— TASK INSTRUCTIONS —
Your task is to reproduce the material exactly.

— MATERIAL —
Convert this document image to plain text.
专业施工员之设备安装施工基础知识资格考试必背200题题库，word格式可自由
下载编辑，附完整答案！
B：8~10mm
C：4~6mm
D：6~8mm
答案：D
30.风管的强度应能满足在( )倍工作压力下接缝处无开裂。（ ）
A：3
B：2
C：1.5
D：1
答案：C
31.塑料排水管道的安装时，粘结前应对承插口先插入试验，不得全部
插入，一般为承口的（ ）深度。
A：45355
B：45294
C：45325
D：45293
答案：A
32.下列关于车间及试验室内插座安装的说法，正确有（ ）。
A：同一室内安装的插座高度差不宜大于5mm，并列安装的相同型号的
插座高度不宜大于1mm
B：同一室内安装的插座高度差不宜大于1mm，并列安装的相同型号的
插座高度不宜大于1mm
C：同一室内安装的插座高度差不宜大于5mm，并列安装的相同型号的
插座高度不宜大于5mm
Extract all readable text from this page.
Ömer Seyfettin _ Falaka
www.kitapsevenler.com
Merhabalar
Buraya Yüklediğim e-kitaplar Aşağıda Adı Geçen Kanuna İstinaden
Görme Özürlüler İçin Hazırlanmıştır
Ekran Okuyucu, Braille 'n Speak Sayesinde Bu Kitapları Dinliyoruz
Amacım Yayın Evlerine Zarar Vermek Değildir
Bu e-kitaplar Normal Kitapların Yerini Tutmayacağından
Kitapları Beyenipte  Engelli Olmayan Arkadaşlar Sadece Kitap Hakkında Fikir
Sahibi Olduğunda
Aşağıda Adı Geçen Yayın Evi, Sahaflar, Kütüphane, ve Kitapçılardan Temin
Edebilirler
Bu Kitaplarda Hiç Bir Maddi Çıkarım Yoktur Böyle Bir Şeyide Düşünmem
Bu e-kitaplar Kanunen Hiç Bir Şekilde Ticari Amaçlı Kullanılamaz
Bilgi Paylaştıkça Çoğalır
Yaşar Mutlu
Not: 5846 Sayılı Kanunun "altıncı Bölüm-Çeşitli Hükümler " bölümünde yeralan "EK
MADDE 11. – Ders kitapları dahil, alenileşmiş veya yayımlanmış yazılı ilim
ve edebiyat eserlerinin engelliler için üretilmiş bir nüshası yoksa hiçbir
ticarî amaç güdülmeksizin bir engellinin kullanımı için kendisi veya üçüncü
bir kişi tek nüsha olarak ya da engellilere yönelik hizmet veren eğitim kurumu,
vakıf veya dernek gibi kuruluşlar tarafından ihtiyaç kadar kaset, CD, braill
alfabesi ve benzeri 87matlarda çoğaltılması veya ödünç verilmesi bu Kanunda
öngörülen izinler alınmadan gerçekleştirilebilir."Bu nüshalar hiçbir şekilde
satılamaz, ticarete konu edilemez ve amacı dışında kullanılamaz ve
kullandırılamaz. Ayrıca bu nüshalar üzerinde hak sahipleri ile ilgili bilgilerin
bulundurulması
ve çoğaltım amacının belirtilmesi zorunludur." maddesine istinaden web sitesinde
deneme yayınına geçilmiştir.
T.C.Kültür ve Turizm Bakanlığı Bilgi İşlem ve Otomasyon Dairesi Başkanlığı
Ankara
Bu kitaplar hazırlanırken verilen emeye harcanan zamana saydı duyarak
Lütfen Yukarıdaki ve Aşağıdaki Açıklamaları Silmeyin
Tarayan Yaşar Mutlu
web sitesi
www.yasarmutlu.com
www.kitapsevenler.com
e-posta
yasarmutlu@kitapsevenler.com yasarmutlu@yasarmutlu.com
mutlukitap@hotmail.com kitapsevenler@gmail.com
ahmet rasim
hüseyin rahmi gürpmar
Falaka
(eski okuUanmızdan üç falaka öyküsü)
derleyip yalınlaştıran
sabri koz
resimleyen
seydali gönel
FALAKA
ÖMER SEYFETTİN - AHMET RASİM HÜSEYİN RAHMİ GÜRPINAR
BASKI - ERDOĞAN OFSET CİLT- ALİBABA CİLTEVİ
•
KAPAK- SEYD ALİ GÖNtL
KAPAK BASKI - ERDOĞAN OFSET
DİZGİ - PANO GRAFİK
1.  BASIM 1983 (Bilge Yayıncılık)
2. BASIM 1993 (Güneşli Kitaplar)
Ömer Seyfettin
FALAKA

— SOLVED EXERCISE —
Convert this document image to plain text.
专业施工员之设备安装施工基础知识资格考试必背200题题库，word格式可自由
下载编辑，附完整答案！
B：8~10mm
C：4~6mm
D：6~8mm
答案：D
30.风管的强度应能满足在( )倍工作压力下接缝处无开裂。（ ）
A：3
B：2
C：1.5
D：1
答案：C
31.塑料排水管道的安装时，粘结前应对承插口先插入试验，不得全部
插入，一般为承口的（ ）深度。
A：45355
B：45294
C：45325
D：45293
答案：A
32.下列关于车间及试验室内插座安装的说法，正确有（ ）。
A：同一室内安装的插座高度差不宜大于5mm，并列安装的相同型号的
插座高度不宜大于1mm
B：同一室内安装的插座高度差不宜大于1mm，并列安装的相同型号的
插座高度不宜大于1mm
C：同一室内安装的插座高度差不宜大于5mm，并列安装的相同型号的
插座高度不宜大于5mm
Extract all readable text from this page.
Ömer Seyfettin _ Falaka
www.kitapsevenler.com
Merhabalar
Buraya Yüklediğim e-kitaplar Aşağıda Adı Geçen Kanuna İstinaden
Görme Özürlüler İçin Hazırlanmıştır
Ekran Okuyucu, Braille 'n Speak Sayesinde Bu Kitapları Dinliyoruz
Amacım Yayın Evlerine Zarar Vermek Değildir
Bu e-kitaplar Normal Kitapların Yerini Tutmayacağından
Kitapları Beyenipte  Engelli Olmayan Arkadaşlar Sadece Kitap Hakkında Fikir
Sahibi Olduğunda
Aşağıda Adı Geçen Yayın Evi, Sahaflar, Kütüphane, ve Kitapçılardan Temin
Edebilirler
Bu Kitaplarda Hiç Bir Maddi Çıkarım Yoktur Böyle Bir Şeyide Düşünmem
Bu e-kitaplar Kanunen Hiç Bir Şekilde Ticari Amaçlı Kullanılamaz
Bilgi Paylaştıkça Çoğalır
Yaşar Mutlu
Not: 5846 Sayılı Kanunun "altıncı Bölüm-Çeşitli Hükümler " bölümünde yeralan "EK
MADDE 11. – Ders kitapları dahil, alenileşmiş veya yayımlanmış yazılı ilim
ve edebiyat eserlerinin engelliler için üretilmiş bir nüshası yoksa hiçbir
ticarî amaç güdülmeksizin bir engellinin kullanımı için kendisi veya üçüncü
bir kişi tek nüsha olarak ya da engellilere yönelik hizmet veren eğitim kurumu,
vakıf veya dernek gibi kuruluşlar tarafından ihtiyaç kadar kaset, CD, braill
alfabesi ve benzeri 87matlarda çoğaltılması veya ödünç verilmesi bu Kanunda
öngörülen izinler alınmadan gerçekleştirilebilir."Bu nüshalar hiçbir şekilde
satılamaz, ticarete konu edilemez ve amacı dışında kullanılamaz ve
kullandırılamaz. Ayrıca bu nüshalar üzerinde hak sahipleri ile ilgili bilgilerin
bulundurulması
ve çoğaltım amacının belirtilmesi zorunludur." maddesine istinaden web sitesinde
deneme yayınına geçilmiştir.
T.C.Kültür ve Turizm Bakanlığı Bilgi İşlem ve Otomasyon Dairesi Başkanlığı
Ankara
Bu kitaplar hazırlanırken verilen emeye harcanan zamana saydı duyarak
Lütfen Yukarıdaki ve Aşağıdaki Açıklamaları Silmeyin
Tarayan Yaşar Mutlu
web sitesi
www.yasarmutlu.com
www.kitapsevenler.com
e-posta
yasarmutlu@kitapsevenler.com yasarmutlu@yasarmutlu.com
mutlukitap@hotmail.com kitapsevenler@gmail.com
ahmet rasim
hüseyin rahmi gürpmar
Falaka
(eski okuUanmızdan üç falaka öyküsü)
derleyip yalınlaştıran
sabri koz
resimleyen
seydali gönel
FALAKA
ÖMER SEYFETTİN - AHMET RASİM HÜSEYİN RAHMİ GÜRPINAR
BASKI - ERDOĞAN OFSET CİLT- ALİBABA CİLTEVİ
•
KAPAK- SEYD ALİ GÖNtL
KAPAK BASKI - ERDOĞAN OFSET
DİZGİ - PANO GRAFİK
1.  BASIM 1983 (Bilge Yayıncılık)
2. BASIM 1993 (Güneşli Kitaplar)
Ömer Seyfettin
FALAKA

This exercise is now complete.